--- Items ---
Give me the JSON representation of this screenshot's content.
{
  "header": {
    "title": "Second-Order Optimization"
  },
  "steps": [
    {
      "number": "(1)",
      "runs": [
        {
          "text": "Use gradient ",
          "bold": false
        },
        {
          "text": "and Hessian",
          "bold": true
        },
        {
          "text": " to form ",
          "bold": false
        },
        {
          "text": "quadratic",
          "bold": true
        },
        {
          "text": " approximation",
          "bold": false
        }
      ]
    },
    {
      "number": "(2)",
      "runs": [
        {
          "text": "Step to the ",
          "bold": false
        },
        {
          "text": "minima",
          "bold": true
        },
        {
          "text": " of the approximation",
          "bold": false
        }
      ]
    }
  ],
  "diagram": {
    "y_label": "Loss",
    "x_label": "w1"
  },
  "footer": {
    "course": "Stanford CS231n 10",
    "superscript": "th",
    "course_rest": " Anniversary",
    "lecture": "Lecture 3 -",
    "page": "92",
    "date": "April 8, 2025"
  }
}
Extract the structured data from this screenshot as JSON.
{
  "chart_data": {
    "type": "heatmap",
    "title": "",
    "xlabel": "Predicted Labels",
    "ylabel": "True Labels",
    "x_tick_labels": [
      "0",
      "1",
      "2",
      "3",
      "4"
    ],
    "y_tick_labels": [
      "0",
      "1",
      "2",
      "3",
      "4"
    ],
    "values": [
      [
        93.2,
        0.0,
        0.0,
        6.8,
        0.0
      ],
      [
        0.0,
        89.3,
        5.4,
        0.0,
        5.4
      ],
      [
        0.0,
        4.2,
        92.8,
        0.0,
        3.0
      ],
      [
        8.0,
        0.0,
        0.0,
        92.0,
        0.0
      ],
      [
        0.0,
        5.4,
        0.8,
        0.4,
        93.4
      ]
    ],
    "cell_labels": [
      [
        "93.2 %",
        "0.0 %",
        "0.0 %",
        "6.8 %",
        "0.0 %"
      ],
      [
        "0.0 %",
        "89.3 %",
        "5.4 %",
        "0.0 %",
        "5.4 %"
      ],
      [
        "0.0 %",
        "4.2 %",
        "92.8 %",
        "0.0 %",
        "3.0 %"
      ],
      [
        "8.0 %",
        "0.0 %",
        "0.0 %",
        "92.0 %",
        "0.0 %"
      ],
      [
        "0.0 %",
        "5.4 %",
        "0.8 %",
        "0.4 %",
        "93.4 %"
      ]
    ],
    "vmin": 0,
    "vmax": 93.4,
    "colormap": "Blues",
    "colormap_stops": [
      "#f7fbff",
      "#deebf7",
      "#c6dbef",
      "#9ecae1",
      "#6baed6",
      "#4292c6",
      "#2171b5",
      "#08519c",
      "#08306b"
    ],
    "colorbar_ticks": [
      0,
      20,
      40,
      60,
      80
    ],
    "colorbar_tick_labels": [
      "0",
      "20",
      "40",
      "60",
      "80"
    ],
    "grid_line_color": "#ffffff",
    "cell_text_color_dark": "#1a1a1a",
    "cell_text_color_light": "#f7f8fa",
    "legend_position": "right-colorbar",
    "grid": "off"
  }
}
---
Work to complete >> Write every record out again, unaltered.

Result below >>
Give me the JSON representation of this screenshot's content.
{
  "header": {
    "title": "Second-Order Optimization"
  },
  "steps": [
    {
      "number": "(1)",
      "runs": [
        {
          "text": "Use gradient ",
          "bold": false
        },
        {
          "text": "and Hessian",
          "bold": true
        },
        {
          "text": " to form ",
          "bold": false
        },
        {
          "text": "quadratic",
          "bold": true
        },
        {
          "text": " approximation",
          "bold": false
        }
      ]
    },
    {
      "number": "(2)",
      "runs": [
        {
          "text": "Step to the ",
          "bold": false
        },
        {
          "text": "minima",
          "bold": true
        },
        {
          "text": " of the approximation",
          "bold": false
        }
      ]
    }
  ],
  "diagram": {
    "y_label": "Loss",
    "x_label": "w1"
  },
  "footer": {
    "course": "Stanford CS231n 10",
    "superscript": "th",
    "course_rest": " Anniversary",
    "lecture": "Lecture 3 -",
    "page": "92",
    "date": "April 8, 2025"
  }
}
Extract the structured data from this screenshot as JSON.
{
  "chart_data": {
    "type": "heatmap",
    "title": "",
    "xlabel": "Predicted Labels",
    "ylabel": "True Labels",
    "x_tick_labels": [
      "0",
      "1",
      "2",
      "3",
      "4"
    ],
    "y_tick_labels": [
      "0",
      "1",
      "2",
      "3",
      "4"
    ],
    "values": [
      [
        93.2,
        0.0,
        0.0,
        6.8,
        0.0
      ],
      [
        0.0,
        89.3,
        5.4,
        0.0,
        5.4
      ],
      [
        0.0,
        4.2,
        92.8,
        0.0,
        3.0
      ],
      [
        8.0,
        0.0,
        0.0,
        92.0,
        0.0
      ],
      [
        0.0,
        5.4,
        0.8,
        0.4,
        93.4
      ]
    ],
    "cell_labels": [
      [
        "93.2 %",
        "0.0 %",
        "0.0 %",
        "6.8 %",
        "0.0 %"
      ],
      [
        "0.0 %",
        "89.3 %",
        "5.4 %",
        "0.0 %",
        "5.4 %"
      ],
      [
        "0.0 %",
        "4.2 %",
        "92.8 %",
        "0.0 %",
        "3.0 %"
      ],
      [
        "8.0 %",
        "0.0 %",
        "0.0 %",
        "92.0 %",
        "0.0 %"
      ],
      [
        "0.0 %",
        "5.4 %",
        "0.8 %",
        "0.4 %",
        "93.4 %"
      ]
    ],
    "vmin": 0,
    "vmax": 93.4,
    "colormap": "Blues",
    "colormap_stops": [
      "#f7fbff",
      "#deebf7",
      "#c6dbef",
      "#9ecae1",
      "#6baed6",
      "#4292c6",
      "#2171b5",
      "#08519c",
      "#08306b"
    ],
    "colorbar_ticks": [
      0,
      20,
      40,
      60,
      80
    ],
    "colorbar_tick_labels": [
      "0",
      "20",
      "40",
      "60",
      "80"
    ],
    "grid_line_color": "#ffffff",
    "cell_text_color_dark": "#1a1a1a",
    "cell_text_color_light": "#f7f8fa",
    "legend_position": "right-colorbar",
    "grid": "off"
  }
}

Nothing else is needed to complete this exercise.